--- start of DATA RECORDS ---
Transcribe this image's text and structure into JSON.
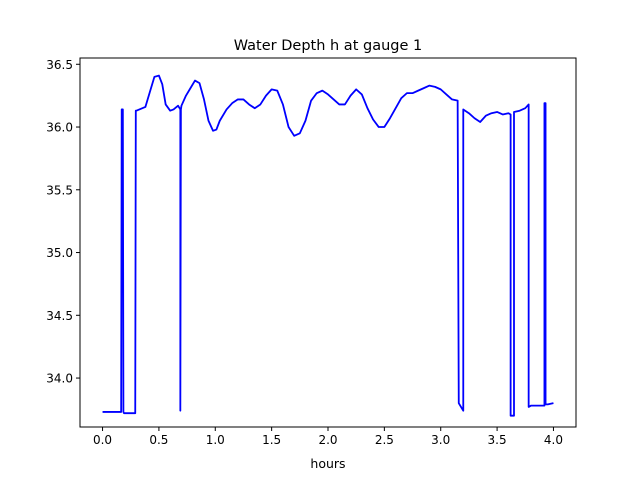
{
  "chart_data": {
    "type": "line",
    "title": "Water Depth h at gauge 1",
    "xlabel": "hours",
    "ylabel": "",
    "xlim": [
      -0.2,
      4.2
    ],
    "ylim": [
      33.61,
      36.55
    ],
    "xticks": [
      0.0,
      0.5,
      1.0,
      1.5,
      2.0,
      2.5,
      3.0,
      3.5,
      4.0
    ],
    "xtick_labels": [
      "0.0",
      "0.5",
      "1.0",
      "1.5",
      "2.0",
      "2.5",
      "3.0",
      "3.5",
      "4.0"
    ],
    "yticks": [
      34.0,
      34.5,
      35.0,
      35.5,
      36.0,
      36.5
    ],
    "ytick_labels": [
      "34.0",
      "34.5",
      "35.0",
      "35.5",
      "36.0",
      "36.5"
    ],
    "grid": false,
    "series": [
      {
        "color": "#0000ff",
        "x": [
          0.0,
          0.1,
          0.165,
          0.17,
          0.175,
          0.18,
          0.185,
          0.19,
          0.29,
          0.295,
          0.3,
          0.38,
          0.42,
          0.46,
          0.5,
          0.53,
          0.56,
          0.6,
          0.63,
          0.67,
          0.69,
          0.69,
          0.695,
          0.7,
          0.74,
          0.78,
          0.82,
          0.86,
          0.9,
          0.94,
          0.98,
          1.01,
          1.04,
          1.1,
          1.15,
          1.2,
          1.25,
          1.3,
          1.35,
          1.4,
          1.45,
          1.5,
          1.55,
          1.6,
          1.65,
          1.7,
          1.75,
          1.8,
          1.85,
          1.9,
          1.95,
          2.0,
          2.05,
          2.1,
          2.15,
          2.2,
          2.25,
          2.3,
          2.35,
          2.4,
          2.45,
          2.5,
          2.55,
          2.6,
          2.65,
          2.7,
          2.75,
          2.8,
          2.85,
          2.9,
          2.95,
          3.0,
          3.05,
          3.1,
          3.15,
          3.16,
          3.2,
          3.2,
          3.25,
          3.3,
          3.35,
          3.4,
          3.45,
          3.5,
          3.55,
          3.6,
          3.62,
          3.62,
          3.65,
          3.65,
          3.7,
          3.75,
          3.78,
          3.78,
          3.8,
          3.85,
          3.9,
          3.92,
          3.92,
          3.93,
          3.93,
          3.95,
          4.0
        ],
        "y": [
          33.73,
          33.73,
          33.73,
          36.14,
          36.14,
          36.14,
          33.73,
          33.72,
          33.72,
          36.13,
          36.13,
          36.16,
          36.28,
          36.4,
          36.41,
          36.34,
          36.18,
          36.13,
          36.14,
          36.17,
          36.14,
          33.74,
          36.14,
          36.17,
          36.25,
          36.31,
          36.37,
          36.35,
          36.22,
          36.05,
          35.97,
          35.98,
          36.05,
          36.14,
          36.19,
          36.22,
          36.22,
          36.18,
          36.15,
          36.18,
          36.25,
          36.3,
          36.29,
          36.18,
          36.0,
          35.93,
          35.95,
          36.05,
          36.21,
          36.27,
          36.29,
          36.26,
          36.22,
          36.18,
          36.18,
          36.25,
          36.3,
          36.26,
          36.15,
          36.06,
          36.0,
          36.0,
          36.07,
          36.15,
          36.23,
          36.27,
          36.27,
          36.29,
          36.31,
          36.33,
          36.32,
          36.3,
          36.26,
          36.22,
          36.21,
          33.8,
          33.74,
          36.14,
          36.11,
          36.07,
          36.04,
          36.09,
          36.11,
          36.12,
          36.1,
          36.11,
          36.1,
          33.7,
          33.7,
          36.12,
          36.13,
          36.15,
          36.18,
          33.77,
          33.78,
          33.78,
          33.78,
          33.78,
          36.19,
          36.19,
          33.79,
          33.79,
          33.8
        ]
      }
    ]
  }
}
--- end of DATA RECORDS ---
TASK: Your task is to set down the records shown above exactly, minus any pictures.

THE COMPLETED TASK:
Transcribe this image's text and structure into JSON.
{
  "chart_data": {
    "type": "line",
    "title": "Water Depth h at gauge 1",
    "xlabel": "hours",
    "ylabel": "",
    "xlim": [
      -0.2,
      4.2
    ],
    "ylim": [
      33.61,
      36.55
    ],
    "xticks": [
      0.0,
      0.5,
      1.0,
      1.5,
      2.0,
      2.5,
      3.0,
      3.5,
      4.0
    ],
    "xtick_labels": [
      "0.0",
      "0.5",
      "1.0",
      "1.5",
      "2.0",
      "2.5",
      "3.0",
      "3.5",
      "4.0"
    ],
    "yticks": [
      34.0,
      34.5,
      35.0,
      35.5,
      36.0,
      36.5
    ],
    "ytick_labels": [
      "34.0",
      "34.5",
      "35.0",
      "35.5",
      "36.0",
      "36.5"
    ],
    "grid": false,
    "series": [
      {
        "color": "#0000ff",
        "x": [
          0.0,
          0.1,
          0.165,
          0.17,
          0.175,
          0.18,
          0.185,
          0.19,
          0.29,
          0.295,
          0.3,
          0.38,
          0.42,
          0.46,
          0.5,
          0.53,
          0.56,
          0.6,
          0.63,
          0.67,
          0.69,
          0.69,
          0.695,
          0.7,
          0.74,
          0.78,
          0.82,
          0.86,
          0.9,
          0.94,
          0.98,
          1.01,
          1.04,
          1.1,
          1.15,
          1.2,
          1.25,
          1.3,
          1.35,
          1.4,
          1.45,
          1.5,
          1.55,
          1.6,
          1.65,
          1.7,
          1.75,
          1.8,
          1.85,
          1.9,
          1.95,
          2.0,
          2.05,
          2.1,
          2.15,
          2.2,
          2.25,
          2.3,
          2.35,
          2.4,
          2.45,
          2.5,
          2.55,
          2.6,
          2.65,
          2.7,
          2.75,
          2.8,
          2.85,
          2.9,
          2.95,
          3.0,
          3.05,
          3.1,
          3.15,
          3.16,
          3.2,
          3.2,
          3.25,
          3.3,
          3.35,
          3.4,
          3.45,
          3.5,
          3.55,
          3.6,
          3.62,
          3.62,
          3.65,
          3.65,
          3.7,
          3.75,
          3.78,
          3.78,
          3.8,
          3.85,
          3.9,
          3.92,
          3.92,
          3.93,
          3.93,
          3.95,
          4.0
        ],
        "y": [
          33.73,
          33.73,
          33.73,
          36.14,
          36.14,
          36.14,
          33.73,
          33.72,
          33.72,
          36.13,
          36.13,
          36.16,
          36.28,
          36.4,
          36.41,
          36.34,
          36.18,
          36.13,
          36.14,
          36.17,
          36.14,
          33.74,
          36.14,
          36.17,
          36.25,
          36.31,
          36.37,
          36.35,
          36.22,
          36.05,
          35.97,
          35.98,
          36.05,
          36.14,
          36.19,
          36.22,
          36.22,
          36.18,
          36.15,
          36.18,
          36.25,
          36.3,
          36.29,
          36.18,
          36.0,
          35.93,
          35.95,
          36.05,
          36.21,
          36.27,
          36.29,
          36.26,
          36.22,
          36.18,
          36.18,
          36.25,
          36.3,
          36.26,
          36.15,
          36.06,
          36.0,
          36.0,
          36.07,
          36.15,
          36.23,
          36.27,
          36.27,
          36.29,
          36.31,
          36.33,
          36.32,
          36.3,
          36.26,
          36.22,
          36.21,
          33.8,
          33.74,
          36.14,
          36.11,
          36.07,
          36.04,
          36.09,
          36.11,
          36.12,
          36.1,
          36.11,
          36.1,
          33.7,
          33.7,
          36.12,
          36.13,
          36.15,
          36.18,
          33.77,
          33.78,
          33.78,
          33.78,
          33.78,
          36.19,
          36.19,
          33.79,
          33.79,
          33.8
        ]
      }
    ]
  }
}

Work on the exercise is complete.